→ **Work to be completed**
Set down the records below word for word, starting at the first line and ending with the line that contains "story-body: সরকারি পর্যায়ে", both included.

→ **Listing**
## BEGIN
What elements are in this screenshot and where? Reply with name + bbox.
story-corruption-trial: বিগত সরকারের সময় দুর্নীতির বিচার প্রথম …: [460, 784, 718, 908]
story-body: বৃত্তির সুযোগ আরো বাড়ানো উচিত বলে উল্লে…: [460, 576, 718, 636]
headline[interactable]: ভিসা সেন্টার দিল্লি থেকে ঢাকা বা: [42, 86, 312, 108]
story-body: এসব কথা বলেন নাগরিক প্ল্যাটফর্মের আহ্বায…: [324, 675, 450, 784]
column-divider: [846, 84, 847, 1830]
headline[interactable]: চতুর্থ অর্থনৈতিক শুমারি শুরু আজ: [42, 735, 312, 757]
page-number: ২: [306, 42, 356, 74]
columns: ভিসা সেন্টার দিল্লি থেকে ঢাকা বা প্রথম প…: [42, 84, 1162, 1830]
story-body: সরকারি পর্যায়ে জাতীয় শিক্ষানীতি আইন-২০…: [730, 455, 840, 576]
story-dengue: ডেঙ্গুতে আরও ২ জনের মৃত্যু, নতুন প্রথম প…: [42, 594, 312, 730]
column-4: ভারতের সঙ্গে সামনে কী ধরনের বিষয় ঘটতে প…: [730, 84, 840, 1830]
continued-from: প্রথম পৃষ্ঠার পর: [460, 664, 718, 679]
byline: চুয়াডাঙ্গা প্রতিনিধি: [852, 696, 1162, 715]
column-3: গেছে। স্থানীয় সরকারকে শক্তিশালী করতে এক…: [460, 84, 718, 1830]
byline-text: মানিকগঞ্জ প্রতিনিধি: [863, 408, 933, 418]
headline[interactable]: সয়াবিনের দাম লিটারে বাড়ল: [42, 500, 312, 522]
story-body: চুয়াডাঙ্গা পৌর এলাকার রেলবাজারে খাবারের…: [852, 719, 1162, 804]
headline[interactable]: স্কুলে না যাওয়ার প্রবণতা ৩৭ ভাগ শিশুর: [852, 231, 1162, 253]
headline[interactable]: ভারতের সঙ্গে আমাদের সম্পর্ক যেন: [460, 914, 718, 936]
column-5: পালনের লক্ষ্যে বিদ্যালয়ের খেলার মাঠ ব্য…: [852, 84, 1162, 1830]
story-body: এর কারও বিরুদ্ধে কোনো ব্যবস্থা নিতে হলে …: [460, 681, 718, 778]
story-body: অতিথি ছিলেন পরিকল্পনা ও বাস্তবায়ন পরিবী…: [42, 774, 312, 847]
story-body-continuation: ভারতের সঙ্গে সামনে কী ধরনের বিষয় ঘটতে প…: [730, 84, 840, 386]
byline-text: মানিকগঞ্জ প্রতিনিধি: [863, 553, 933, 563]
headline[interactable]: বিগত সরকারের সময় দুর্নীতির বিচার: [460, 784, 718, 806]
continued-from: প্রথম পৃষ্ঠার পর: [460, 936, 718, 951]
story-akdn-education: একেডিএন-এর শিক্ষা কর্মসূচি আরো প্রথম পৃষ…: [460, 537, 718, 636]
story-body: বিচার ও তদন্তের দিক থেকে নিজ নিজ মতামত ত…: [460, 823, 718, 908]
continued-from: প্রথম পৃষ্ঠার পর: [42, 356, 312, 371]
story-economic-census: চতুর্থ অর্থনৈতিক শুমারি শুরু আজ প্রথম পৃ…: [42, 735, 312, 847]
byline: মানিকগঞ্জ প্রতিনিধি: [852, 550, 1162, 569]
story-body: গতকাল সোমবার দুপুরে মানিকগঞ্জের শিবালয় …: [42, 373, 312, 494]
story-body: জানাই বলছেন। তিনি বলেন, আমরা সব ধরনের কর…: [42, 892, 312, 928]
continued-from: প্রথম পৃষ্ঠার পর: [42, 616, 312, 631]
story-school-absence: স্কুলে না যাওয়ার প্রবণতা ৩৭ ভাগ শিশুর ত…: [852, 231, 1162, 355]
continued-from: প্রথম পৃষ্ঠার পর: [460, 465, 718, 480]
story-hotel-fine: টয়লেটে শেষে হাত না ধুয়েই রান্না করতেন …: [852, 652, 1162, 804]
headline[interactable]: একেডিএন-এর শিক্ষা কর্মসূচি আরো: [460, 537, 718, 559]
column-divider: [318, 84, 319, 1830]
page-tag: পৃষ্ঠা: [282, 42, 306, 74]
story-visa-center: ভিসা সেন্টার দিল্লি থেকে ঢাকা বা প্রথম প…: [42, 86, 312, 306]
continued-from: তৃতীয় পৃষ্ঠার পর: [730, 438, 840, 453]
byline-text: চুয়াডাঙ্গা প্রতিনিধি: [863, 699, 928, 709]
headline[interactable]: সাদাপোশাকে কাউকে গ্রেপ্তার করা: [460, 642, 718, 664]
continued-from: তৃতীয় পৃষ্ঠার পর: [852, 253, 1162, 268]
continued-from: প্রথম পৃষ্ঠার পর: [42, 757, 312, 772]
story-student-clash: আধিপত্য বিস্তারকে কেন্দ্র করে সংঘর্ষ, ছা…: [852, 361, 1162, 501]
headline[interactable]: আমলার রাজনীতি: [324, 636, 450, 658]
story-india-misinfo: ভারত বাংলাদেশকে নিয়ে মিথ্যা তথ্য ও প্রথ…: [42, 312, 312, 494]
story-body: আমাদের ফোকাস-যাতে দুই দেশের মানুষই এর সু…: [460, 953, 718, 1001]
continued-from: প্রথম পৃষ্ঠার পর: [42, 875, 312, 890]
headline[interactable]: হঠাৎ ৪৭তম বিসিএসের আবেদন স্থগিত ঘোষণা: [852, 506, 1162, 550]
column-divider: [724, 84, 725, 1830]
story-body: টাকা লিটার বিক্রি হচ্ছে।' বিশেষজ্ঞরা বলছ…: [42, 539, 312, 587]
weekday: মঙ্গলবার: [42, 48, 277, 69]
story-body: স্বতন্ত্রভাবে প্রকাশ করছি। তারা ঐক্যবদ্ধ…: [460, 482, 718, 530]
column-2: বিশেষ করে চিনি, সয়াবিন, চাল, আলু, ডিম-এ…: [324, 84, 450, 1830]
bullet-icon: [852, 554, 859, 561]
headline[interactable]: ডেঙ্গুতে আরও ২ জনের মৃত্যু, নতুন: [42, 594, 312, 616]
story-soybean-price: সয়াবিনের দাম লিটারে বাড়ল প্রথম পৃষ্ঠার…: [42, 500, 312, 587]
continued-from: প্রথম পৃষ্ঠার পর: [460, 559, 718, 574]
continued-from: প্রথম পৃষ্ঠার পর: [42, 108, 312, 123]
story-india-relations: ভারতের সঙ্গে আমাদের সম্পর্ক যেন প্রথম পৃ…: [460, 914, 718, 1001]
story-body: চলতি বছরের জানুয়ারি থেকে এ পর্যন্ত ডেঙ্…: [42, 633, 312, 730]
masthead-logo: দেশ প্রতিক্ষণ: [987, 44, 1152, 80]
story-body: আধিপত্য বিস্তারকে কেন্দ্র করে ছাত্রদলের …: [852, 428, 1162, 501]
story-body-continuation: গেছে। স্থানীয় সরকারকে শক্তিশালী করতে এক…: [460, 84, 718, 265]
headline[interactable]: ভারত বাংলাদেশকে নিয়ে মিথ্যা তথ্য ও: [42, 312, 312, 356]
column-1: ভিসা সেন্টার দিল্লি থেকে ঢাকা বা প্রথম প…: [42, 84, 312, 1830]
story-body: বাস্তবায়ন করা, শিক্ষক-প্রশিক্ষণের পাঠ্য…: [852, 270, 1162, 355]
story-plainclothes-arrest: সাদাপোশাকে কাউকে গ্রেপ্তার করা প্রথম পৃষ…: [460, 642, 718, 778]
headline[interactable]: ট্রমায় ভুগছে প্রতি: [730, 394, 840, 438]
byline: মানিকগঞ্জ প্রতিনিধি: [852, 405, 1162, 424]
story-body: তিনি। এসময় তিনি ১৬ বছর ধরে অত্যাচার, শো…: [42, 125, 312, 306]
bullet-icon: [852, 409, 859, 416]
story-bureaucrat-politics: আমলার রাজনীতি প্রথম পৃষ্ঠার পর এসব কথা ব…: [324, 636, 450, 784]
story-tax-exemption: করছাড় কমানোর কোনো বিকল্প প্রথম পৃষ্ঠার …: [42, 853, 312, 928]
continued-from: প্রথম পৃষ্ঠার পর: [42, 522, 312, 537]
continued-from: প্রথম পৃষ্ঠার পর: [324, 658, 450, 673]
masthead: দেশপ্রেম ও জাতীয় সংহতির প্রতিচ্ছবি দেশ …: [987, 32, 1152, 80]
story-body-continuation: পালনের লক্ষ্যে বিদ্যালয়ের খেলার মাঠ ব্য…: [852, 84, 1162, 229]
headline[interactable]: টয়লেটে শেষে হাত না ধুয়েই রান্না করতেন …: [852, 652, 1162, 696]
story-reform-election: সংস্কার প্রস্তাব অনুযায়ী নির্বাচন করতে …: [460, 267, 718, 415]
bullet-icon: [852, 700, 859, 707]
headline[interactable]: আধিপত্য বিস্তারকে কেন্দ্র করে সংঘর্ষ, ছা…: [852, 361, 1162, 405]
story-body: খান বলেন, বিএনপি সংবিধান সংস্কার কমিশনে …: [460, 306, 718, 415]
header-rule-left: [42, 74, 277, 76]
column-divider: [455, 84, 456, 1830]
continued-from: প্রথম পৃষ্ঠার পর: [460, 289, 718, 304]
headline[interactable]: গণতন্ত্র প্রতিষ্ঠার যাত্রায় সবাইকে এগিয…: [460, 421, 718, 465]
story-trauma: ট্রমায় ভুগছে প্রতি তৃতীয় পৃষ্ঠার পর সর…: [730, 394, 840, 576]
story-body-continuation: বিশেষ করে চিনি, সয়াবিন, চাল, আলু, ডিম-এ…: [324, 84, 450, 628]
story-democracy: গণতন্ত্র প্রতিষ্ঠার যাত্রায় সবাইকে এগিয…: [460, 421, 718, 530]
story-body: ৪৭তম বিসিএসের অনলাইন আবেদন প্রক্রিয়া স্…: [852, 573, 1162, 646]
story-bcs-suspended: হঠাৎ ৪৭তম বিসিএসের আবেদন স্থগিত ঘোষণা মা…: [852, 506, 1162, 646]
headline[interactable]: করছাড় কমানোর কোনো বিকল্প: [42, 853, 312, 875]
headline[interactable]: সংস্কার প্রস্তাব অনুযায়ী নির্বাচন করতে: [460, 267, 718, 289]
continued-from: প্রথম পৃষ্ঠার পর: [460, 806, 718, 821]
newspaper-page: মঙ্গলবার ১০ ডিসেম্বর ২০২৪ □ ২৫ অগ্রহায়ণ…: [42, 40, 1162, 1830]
## END
→ **Written response**
What elements are in this screenshot and where? Reply with name + bbox.
story-corruption-trial: বিগত সরকারের সময় দুর্নীতির বিচার প্রথম …: [460, 784, 718, 908]
story-body: বৃত্তির সুযোগ আরো বাড়ানো উচিত বলে উল্লে…: [460, 576, 718, 636]
headline[interactable]: ভিসা সেন্টার দিল্লি থেকে ঢাকা বা: [42, 86, 312, 108]
story-body: এসব কথা বলেন নাগরিক প্ল্যাটফর্মের আহ্বায…: [324, 675, 450, 784]
column-divider: [846, 84, 847, 1830]
headline[interactable]: চতুর্থ অর্থনৈতিক শুমারি শুরু আজ: [42, 735, 312, 757]
page-number: ২: [306, 42, 356, 74]
columns: ভিসা সেন্টার দিল্লি থেকে ঢাকা বা প্রথম প…: [42, 84, 1162, 1830]
story-body: সরকারি পর্যায়ে জাতীয় শিক্ষানীতি আইন-২০…: [730, 455, 840, 576]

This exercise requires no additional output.